TASK BRIEF> Look at the entries below and reproduce them exactly.

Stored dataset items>
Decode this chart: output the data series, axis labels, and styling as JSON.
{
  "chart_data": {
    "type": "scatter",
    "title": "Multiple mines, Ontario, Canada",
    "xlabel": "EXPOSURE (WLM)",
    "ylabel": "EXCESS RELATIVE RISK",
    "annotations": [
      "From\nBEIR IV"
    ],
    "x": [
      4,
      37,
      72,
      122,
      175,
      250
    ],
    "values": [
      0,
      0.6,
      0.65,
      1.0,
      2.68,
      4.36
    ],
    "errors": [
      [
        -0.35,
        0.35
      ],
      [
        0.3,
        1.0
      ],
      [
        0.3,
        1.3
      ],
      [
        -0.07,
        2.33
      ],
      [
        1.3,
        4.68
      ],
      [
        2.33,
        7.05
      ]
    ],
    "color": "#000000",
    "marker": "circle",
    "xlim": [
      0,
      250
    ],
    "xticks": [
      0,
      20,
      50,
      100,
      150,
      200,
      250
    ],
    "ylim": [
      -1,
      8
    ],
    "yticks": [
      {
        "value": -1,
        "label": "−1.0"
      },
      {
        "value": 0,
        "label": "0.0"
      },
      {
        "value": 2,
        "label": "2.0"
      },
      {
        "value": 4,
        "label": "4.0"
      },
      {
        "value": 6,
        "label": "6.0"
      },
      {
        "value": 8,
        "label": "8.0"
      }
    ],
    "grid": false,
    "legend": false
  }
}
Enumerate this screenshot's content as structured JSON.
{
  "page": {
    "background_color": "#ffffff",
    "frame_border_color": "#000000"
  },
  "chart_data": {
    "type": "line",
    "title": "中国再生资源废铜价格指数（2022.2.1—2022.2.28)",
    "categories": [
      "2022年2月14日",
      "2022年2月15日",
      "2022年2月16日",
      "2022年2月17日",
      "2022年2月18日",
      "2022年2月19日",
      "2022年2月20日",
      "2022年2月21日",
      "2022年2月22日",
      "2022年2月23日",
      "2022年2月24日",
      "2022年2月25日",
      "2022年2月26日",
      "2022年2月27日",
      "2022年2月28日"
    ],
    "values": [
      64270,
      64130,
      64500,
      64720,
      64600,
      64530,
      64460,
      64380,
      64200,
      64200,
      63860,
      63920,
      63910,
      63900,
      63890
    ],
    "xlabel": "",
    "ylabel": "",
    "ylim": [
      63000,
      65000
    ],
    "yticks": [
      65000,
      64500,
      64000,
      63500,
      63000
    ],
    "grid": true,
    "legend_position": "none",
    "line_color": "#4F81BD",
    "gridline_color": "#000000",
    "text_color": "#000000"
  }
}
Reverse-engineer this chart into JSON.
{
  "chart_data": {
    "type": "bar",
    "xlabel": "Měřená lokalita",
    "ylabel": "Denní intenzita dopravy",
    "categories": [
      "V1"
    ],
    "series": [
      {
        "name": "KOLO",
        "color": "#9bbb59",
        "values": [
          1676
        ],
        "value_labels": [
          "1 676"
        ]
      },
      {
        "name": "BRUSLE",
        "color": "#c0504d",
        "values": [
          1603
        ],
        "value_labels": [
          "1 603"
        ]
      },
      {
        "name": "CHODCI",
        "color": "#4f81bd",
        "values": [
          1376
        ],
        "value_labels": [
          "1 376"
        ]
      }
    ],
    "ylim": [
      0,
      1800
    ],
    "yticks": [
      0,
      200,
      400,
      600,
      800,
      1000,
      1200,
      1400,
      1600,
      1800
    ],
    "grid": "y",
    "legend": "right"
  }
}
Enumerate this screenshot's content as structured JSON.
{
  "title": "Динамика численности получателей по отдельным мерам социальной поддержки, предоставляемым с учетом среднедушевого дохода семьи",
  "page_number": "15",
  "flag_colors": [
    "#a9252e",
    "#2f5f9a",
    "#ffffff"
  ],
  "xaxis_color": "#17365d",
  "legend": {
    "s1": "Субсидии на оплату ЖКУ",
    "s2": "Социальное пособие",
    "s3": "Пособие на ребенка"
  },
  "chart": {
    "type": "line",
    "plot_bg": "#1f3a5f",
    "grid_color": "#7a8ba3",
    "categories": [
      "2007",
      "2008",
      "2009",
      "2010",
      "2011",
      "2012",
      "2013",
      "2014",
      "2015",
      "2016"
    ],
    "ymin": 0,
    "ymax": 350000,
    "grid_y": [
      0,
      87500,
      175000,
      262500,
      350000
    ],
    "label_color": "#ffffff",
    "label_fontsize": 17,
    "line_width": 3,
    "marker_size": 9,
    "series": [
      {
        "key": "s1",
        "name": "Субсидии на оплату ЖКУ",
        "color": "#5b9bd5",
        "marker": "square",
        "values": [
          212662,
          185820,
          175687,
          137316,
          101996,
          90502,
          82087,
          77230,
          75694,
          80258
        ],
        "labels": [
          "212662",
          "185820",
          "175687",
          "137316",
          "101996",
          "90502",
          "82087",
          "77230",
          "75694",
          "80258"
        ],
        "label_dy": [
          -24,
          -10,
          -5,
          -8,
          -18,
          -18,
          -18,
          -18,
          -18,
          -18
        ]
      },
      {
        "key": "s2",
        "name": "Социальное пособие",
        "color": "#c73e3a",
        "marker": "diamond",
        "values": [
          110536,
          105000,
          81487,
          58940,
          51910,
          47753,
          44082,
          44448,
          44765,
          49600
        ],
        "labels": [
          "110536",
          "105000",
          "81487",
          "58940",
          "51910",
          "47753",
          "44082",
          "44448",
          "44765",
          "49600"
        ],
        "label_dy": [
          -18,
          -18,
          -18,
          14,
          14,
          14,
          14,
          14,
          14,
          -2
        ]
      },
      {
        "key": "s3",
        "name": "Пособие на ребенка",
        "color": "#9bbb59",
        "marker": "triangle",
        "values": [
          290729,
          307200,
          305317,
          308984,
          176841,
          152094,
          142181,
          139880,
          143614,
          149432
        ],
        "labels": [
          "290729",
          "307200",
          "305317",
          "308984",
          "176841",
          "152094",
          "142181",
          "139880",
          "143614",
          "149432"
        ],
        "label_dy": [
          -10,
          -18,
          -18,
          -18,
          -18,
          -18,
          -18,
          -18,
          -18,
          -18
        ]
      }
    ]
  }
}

EXERCISE SOLUTION>
Decode this chart: output the data series, axis labels, and styling as JSON.
{
  "chart_data": {
    "type": "scatter",
    "title": "Multiple mines, Ontario, Canada",
    "xlabel": "EXPOSURE (WLM)",
    "ylabel": "EXCESS RELATIVE RISK",
    "annotations": [
      "From\nBEIR IV"
    ],
    "x": [
      4,
      37,
      72,
      122,
      175,
      250
    ],
    "values": [
      0,
      0.6,
      0.65,
      1.0,
      2.68,
      4.36
    ],
    "errors": [
      [
        -0.35,
        0.35
      ],
      [
        0.3,
        1.0
      ],
      [
        0.3,
        1.3
      ],
      [
        -0.07,
        2.33
      ],
      [
        1.3,
        4.68
      ],
      [
        2.33,
        7.05
      ]
    ],
    "color": "#000000",
    "marker": "circle",
    "xlim": [
      0,
      250
    ],
    "xticks": [
      0,
      20,
      50,
      100,
      150,
      200,
      250
    ],
    "ylim": [
      -1,
      8
    ],
    "yticks": [
      {
        "value": -1,
        "label": "−1.0"
      },
      {
        "value": 0,
        "label": "0.0"
      },
      {
        "value": 2,
        "label": "2.0"
      },
      {
        "value": 4,
        "label": "4.0"
      },
      {
        "value": 6,
        "label": "6.0"
      },
      {
        "value": 8,
        "label": "8.0"
      }
    ],
    "grid": false,
    "legend": false
  }
}
Enumerate this screenshot's content as structured JSON.
{
  "page": {
    "background_color": "#ffffff",
    "frame_border_color": "#000000"
  },
  "chart_data": {
    "type": "line",
    "title": "中国再生资源废铜价格指数（2022.2.1—2022.2.28)",
    "categories": [
      "2022年2月14日",
      "2022年2月15日",
      "2022年2月16日",
      "2022年2月17日",
      "2022年2月18日",
      "2022年2月19日",
      "2022年2月20日",
      "2022年2月21日",
      "2022年2月22日",
      "2022年2月23日",
      "2022年2月24日",
      "2022年2月25日",
      "2022年2月26日",
      "2022年2月27日",
      "2022年2月28日"
    ],
    "values": [
      64270,
      64130,
      64500,
      64720,
      64600,
      64530,
      64460,
      64380,
      64200,
      64200,
      63860,
      63920,
      63910,
      63900,
      63890
    ],
    "xlabel": "",
    "ylabel": "",
    "ylim": [
      63000,
      65000
    ],
    "yticks": [
      65000,
      64500,
      64000,
      63500,
      63000
    ],
    "grid": true,
    "legend_position": "none",
    "line_color": "#4F81BD",
    "gridline_color": "#000000",
    "text_color": "#000000"
  }
}
Reverse-engineer this chart into JSON.
{
  "chart_data": {
    "type": "bar",
    "xlabel": "Měřená lokalita",
    "ylabel": "Denní intenzita dopravy",
    "categories": [
      "V1"
    ],
    "series": [
      {
        "name": "KOLO",
        "color": "#9bbb59",
        "values": [
          1676
        ],
        "value_labels": [
          "1 676"
        ]
      },
      {
        "name": "BRUSLE",
        "color": "#c0504d",
        "values": [
          1603
        ],
        "value_labels": [
          "1 603"
        ]
      },
      {
        "name": "CHODCI",
        "color": "#4f81bd",
        "values": [
          1376
        ],
        "value_labels": [
          "1 376"
        ]
      }
    ],
    "ylim": [
      0,
      1800
    ],
    "yticks": [
      0,
      200,
      400,
      600,
      800,
      1000,
      1200,
      1400,
      1600,
      1800
    ],
    "grid": "y",
    "legend": "right"
  }
}
Enumerate this screenshot's content as structured JSON.
{
  "title": "Динамика численности получателей по отдельным мерам социальной поддержки, предоставляемым с учетом среднедушевого дохода семьи",
  "page_number": "15",
  "flag_colors": [
    "#a9252e",
    "#2f5f9a",
    "#ffffff"
  ],
  "xaxis_color": "#17365d",
  "legend": {
    "s1": "Субсидии на оплату ЖКУ",
    "s2": "Социальное пособие",
    "s3": "Пособие на ребенка"
  },
  "chart": {
    "type": "line",
    "plot_bg": "#1f3a5f",
    "grid_color": "#7a8ba3",
    "categories": [
      "2007",
      "2008",
      "2009",
      "2010",
      "2011",
      "2012",
      "2013",
      "2014",
      "2015",
      "2016"
    ],
    "ymin": 0,
    "ymax": 350000,
    "grid_y": [
      0,
      87500,
      175000,
      262500,
      350000
    ],
    "label_color": "#ffffff",
    "label_fontsize": 17,
    "line_width": 3,
    "marker_size": 9,
    "series": [
      {
        "key": "s1",
        "name": "Субсидии на оплату ЖКУ",
        "color": "#5b9bd5",
        "marker": "square",
        "values": [
          212662,
          185820,
          175687,
          137316,
          101996,
          90502,
          82087,
          77230,
          75694,
          80258
        ],
        "labels": [
          "212662",
          "185820",
          "175687",
          "137316",
          "101996",
          "90502",
          "82087",
          "77230",
          "75694",
          "80258"
        ],
        "label_dy": [
          -24,
          -10,
          -5,
          -8,
          -18,
          -18,
          -18,
          -18,
          -18,
          -18
        ]
      },
      {
        "key": "s2",
        "name": "Социальное пособие",
        "color": "#c73e3a",
        "marker": "diamond",
        "values": [
          110536,
          105000,
          81487,
          58940,
          51910,
          47753,
          44082,
          44448,
          44765,
          49600
        ],
        "labels": [
          "110536",
          "105000",
          "81487",
          "58940",
          "51910",
          "47753",
          "44082",
          "44448",
          "44765",
          "49600"
        ],
        "label_dy": [
          -18,
          -18,
          -18,
          14,
          14,
          14,
          14,
          14,
          14,
          -2
        ]
      },
      {
        "key": "s3",
        "name": "Пособие на ребенка",
        "color": "#9bbb59",
        "marker": "triangle",
        "values": [
          290729,
          307200,
          305317,
          308984,
          176841,
          152094,
          142181,
          139880,
          143614,
          149432
        ],
        "labels": [
          "290729",
          "307200",
          "305317",
          "308984",
          "176841",
          "152094",
          "142181",
          "139880",
          "143614",
          "149432"
        ],
        "label_dy": [
          -10,
          -18,
          -18,
          -18,
          -18,
          -18,
          -18,
          -18,
          -18,
          -18
        ]
      }
    ]
  }
}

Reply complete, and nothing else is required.